▶ [TASK REQUIREMENTS]:
Can you write out the whole listing exactly?

▶ [DATA ROWS]:
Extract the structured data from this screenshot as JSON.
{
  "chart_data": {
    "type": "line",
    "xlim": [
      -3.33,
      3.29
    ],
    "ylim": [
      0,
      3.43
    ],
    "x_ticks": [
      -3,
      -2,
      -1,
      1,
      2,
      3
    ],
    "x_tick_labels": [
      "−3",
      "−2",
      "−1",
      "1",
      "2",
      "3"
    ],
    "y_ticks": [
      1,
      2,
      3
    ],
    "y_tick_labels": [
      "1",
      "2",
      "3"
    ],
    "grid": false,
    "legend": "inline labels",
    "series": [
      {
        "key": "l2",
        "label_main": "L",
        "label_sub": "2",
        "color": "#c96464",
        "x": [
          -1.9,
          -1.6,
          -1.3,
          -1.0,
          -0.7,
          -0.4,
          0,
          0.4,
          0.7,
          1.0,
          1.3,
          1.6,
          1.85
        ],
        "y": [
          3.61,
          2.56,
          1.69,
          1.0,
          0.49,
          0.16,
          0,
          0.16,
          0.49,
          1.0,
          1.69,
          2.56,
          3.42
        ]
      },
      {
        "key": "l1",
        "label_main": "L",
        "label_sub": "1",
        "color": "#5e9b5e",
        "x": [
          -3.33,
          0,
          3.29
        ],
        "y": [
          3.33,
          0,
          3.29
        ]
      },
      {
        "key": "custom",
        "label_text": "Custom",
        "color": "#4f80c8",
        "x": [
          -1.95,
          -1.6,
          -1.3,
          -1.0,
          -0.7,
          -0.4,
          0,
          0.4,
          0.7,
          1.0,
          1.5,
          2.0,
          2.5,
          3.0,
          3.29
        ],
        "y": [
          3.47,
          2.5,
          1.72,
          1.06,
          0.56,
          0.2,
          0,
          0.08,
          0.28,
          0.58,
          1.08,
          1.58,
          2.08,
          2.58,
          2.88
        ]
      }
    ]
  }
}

▶ [RESULT FOR THIS EXERCISE]:
Extract the structured data from this screenshot as JSON.
{
  "chart_data": {
    "type": "line",
    "xlim": [
      -3.33,
      3.29
    ],
    "ylim": [
      0,
      3.43
    ],
    "x_ticks": [
      -3,
      -2,
      -1,
      1,
      2,
      3
    ],
    "x_tick_labels": [
      "−3",
      "−2",
      "−1",
      "1",
      "2",
      "3"
    ],
    "y_ticks": [
      1,
      2,
      3
    ],
    "y_tick_labels": [
      "1",
      "2",
      "3"
    ],
    "grid": false,
    "legend": "inline labels",
    "series": [
      {
        "key": "l2",
        "label_main": "L",
        "label_sub": "2",
        "color": "#c96464",
        "x": [
          -1.9,
          -1.6,
          -1.3,
          -1.0,
          -0.7,
          -0.4,
          0,
          0.4,
          0.7,
          1.0,
          1.3,
          1.6,
          1.85
        ],
        "y": [
          3.61,
          2.56,
          1.69,
          1.0,
          0.49,
          0.16,
          0,
          0.16,
          0.49,
          1.0,
          1.69,
          2.56,
          3.42
        ]
      },
      {
        "key": "l1",
        "label_main": "L",
        "label_sub": "1",
        "color": "#5e9b5e",
        "x": [
          -3.33,
          0,
          3.29
        ],
        "y": [
          3.33,
          0,
          3.29
        ]
      },
      {
        "key": "custom",
        "label_text": "Custom",
        "color": "#4f80c8",
        "x": [
          -1.95,
          -1.6,
          -1.3,
          -1.0,
          -0.7,
          -0.4,
          0,
          0.4,
          0.7,
          1.0,
          1.5,
          2.0,
          2.5,
          3.0,
          3.29
        ],
        "y": [
          3.47,
          2.5,
          1.72,
          1.06,
          0.56,
          0.2,
          0,
          0.08,
          0.28,
          0.58,
          1.08,
          1.58,
          2.08,
          2.58,
          2.88
        ]
      }
    ]
  }
}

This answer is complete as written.